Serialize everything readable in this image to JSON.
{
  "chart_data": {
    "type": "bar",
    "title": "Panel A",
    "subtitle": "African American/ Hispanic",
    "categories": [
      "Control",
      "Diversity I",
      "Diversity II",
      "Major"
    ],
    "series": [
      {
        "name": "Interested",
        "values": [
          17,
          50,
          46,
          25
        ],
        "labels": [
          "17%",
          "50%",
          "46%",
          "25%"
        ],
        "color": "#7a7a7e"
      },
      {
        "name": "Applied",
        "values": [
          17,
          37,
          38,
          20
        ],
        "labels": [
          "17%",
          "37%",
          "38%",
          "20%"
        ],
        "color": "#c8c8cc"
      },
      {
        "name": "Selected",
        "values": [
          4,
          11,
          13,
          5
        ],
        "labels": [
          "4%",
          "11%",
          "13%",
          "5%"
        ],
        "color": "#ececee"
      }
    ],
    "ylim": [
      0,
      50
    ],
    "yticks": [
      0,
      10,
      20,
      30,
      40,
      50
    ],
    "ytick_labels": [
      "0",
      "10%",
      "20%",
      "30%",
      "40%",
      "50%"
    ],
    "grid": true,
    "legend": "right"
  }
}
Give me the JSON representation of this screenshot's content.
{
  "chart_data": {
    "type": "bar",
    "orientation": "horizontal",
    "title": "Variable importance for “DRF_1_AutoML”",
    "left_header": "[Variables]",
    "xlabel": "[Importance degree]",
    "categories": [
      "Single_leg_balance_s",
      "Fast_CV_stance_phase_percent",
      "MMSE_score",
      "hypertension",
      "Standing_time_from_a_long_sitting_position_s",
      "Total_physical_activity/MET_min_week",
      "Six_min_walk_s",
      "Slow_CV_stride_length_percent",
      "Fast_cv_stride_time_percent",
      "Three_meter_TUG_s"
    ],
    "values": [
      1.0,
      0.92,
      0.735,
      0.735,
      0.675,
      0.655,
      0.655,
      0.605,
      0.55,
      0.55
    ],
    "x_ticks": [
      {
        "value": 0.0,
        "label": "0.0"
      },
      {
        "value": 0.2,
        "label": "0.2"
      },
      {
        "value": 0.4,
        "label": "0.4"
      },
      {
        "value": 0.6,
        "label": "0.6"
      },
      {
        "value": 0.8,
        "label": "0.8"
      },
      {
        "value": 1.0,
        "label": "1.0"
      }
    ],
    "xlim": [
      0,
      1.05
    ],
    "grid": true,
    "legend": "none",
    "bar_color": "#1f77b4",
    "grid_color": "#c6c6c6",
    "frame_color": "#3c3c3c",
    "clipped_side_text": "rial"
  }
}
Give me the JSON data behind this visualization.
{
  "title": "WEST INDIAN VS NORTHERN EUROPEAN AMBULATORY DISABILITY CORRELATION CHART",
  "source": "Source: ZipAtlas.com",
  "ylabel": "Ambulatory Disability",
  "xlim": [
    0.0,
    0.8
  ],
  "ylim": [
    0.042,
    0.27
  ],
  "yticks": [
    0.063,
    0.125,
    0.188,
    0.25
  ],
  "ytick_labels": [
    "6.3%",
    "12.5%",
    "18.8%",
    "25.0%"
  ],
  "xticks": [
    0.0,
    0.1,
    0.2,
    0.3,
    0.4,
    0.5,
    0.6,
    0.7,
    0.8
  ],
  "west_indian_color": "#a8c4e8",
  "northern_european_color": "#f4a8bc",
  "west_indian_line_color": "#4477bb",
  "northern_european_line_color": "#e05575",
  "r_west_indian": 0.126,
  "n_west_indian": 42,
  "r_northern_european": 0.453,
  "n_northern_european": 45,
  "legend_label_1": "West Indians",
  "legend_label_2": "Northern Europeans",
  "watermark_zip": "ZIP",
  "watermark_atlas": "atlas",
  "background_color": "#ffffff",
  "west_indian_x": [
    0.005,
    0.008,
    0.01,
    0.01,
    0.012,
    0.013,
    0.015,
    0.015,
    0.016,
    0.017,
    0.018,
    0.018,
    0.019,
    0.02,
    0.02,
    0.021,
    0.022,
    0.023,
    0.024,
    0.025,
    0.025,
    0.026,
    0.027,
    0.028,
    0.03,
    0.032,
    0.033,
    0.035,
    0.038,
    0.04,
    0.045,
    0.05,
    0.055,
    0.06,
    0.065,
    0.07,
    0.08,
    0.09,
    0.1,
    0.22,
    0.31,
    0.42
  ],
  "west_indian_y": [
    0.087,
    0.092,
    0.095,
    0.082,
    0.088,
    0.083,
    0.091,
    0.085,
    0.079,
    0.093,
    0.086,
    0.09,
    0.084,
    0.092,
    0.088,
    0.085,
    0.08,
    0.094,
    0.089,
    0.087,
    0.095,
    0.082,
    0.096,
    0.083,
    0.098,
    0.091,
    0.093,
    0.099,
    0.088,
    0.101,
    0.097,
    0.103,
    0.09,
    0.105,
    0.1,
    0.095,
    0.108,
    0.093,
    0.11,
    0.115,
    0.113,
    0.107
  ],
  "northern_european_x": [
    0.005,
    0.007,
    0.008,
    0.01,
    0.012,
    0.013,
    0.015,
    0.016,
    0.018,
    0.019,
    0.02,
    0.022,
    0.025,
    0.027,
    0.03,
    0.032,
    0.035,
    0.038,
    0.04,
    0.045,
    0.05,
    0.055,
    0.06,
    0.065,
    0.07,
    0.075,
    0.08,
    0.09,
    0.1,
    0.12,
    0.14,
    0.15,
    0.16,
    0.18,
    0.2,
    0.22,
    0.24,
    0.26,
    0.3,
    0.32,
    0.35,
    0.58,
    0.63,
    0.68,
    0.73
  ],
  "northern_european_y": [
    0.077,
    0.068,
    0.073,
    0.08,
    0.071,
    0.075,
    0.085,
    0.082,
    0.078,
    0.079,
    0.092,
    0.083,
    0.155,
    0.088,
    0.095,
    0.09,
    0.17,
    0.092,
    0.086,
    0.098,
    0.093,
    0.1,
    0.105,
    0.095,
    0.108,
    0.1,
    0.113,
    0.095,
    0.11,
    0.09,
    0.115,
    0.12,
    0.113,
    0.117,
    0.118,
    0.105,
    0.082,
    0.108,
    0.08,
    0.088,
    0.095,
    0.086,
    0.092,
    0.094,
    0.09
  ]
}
#####
Your task is to gather every line with the word "Give" and copy it.

* [Finished task]:
Give me the JSON representation of this screenshot's content.
Give me the JSON data behind this visualization.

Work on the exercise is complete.